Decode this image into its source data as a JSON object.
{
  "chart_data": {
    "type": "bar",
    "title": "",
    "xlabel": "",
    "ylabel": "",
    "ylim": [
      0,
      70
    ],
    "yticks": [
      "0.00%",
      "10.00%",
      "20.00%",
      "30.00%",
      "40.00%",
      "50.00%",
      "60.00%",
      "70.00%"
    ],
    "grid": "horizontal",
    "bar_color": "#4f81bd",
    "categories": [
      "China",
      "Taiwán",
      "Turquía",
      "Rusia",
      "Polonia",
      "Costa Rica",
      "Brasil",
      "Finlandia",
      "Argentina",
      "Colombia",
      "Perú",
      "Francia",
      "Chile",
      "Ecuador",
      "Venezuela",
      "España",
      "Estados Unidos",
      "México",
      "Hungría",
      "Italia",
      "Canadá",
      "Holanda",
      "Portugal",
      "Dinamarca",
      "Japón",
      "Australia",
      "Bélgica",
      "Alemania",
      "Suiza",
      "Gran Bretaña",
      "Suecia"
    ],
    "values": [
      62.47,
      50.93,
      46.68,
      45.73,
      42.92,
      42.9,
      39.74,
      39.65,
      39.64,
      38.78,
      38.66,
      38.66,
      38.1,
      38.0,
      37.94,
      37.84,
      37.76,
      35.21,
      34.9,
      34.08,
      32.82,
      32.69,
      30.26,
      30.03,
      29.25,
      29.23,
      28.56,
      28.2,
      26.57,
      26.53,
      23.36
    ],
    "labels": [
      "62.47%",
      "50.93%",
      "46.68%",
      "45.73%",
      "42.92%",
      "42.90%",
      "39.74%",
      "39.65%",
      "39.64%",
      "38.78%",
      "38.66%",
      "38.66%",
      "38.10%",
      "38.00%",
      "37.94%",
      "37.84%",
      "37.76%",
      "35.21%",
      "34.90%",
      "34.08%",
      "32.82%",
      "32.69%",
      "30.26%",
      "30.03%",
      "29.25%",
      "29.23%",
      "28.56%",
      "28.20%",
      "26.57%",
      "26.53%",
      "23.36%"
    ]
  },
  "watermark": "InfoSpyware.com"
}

----------

→ **Work instructions**
Print every record exactly as it was given.

→ **Written reply**
Decode this image into its source data as a JSON object.
{
  "chart_data": {
    "type": "bar",
    "title": "",
    "xlabel": "",
    "ylabel": "",
    "ylim": [
      0,
      70
    ],
    "yticks": [
      "0.00%",
      "10.00%",
      "20.00%",
      "30.00%",
      "40.00%",
      "50.00%",
      "60.00%",
      "70.00%"
    ],
    "grid": "horizontal",
    "bar_color": "#4f81bd",
    "categories": [
      "China",
      "Taiwán",
      "Turquía",
      "Rusia",
      "Polonia",
      "Costa Rica",
      "Brasil",
      "Finlandia",
      "Argentina",
      "Colombia",
      "Perú",
      "Francia",
      "Chile",
      "Ecuador",
      "Venezuela",
      "España",
      "Estados Unidos",
      "México",
      "Hungría",
      "Italia",
      "Canadá",
      "Holanda",
      "Portugal",
      "Dinamarca",
      "Japón",
      "Australia",
      "Bélgica",
      "Alemania",
      "Suiza",
      "Gran Bretaña",
      "Suecia"
    ],
    "values": [
      62.47,
      50.93,
      46.68,
      45.73,
      42.92,
      42.9,
      39.74,
      39.65,
      39.64,
      38.78,
      38.66,
      38.66,
      38.1,
      38.0,
      37.94,
      37.84,
      37.76,
      35.21,
      34.9,
      34.08,
      32.82,
      32.69,
      30.26,
      30.03,
      29.25,
      29.23,
      28.56,
      28.2,
      26.57,
      26.53,
      23.36
    ],
    "labels": [
      "62.47%",
      "50.93%",
      "46.68%",
      "45.73%",
      "42.92%",
      "42.90%",
      "39.74%",
      "39.65%",
      "39.64%",
      "38.78%",
      "38.66%",
      "38.66%",
      "38.10%",
      "38.00%",
      "37.94%",
      "37.84%",
      "37.76%",
      "35.21%",
      "34.90%",
      "34.08%",
      "32.82%",
      "32.69%",
      "30.26%",
      "30.03%",
      "29.25%",
      "29.23%",
      "28.56%",
      "28.20%",
      "26.57%",
      "26.53%",
      "23.36%"
    ]
  },
  "watermark": "InfoSpyware.com"
}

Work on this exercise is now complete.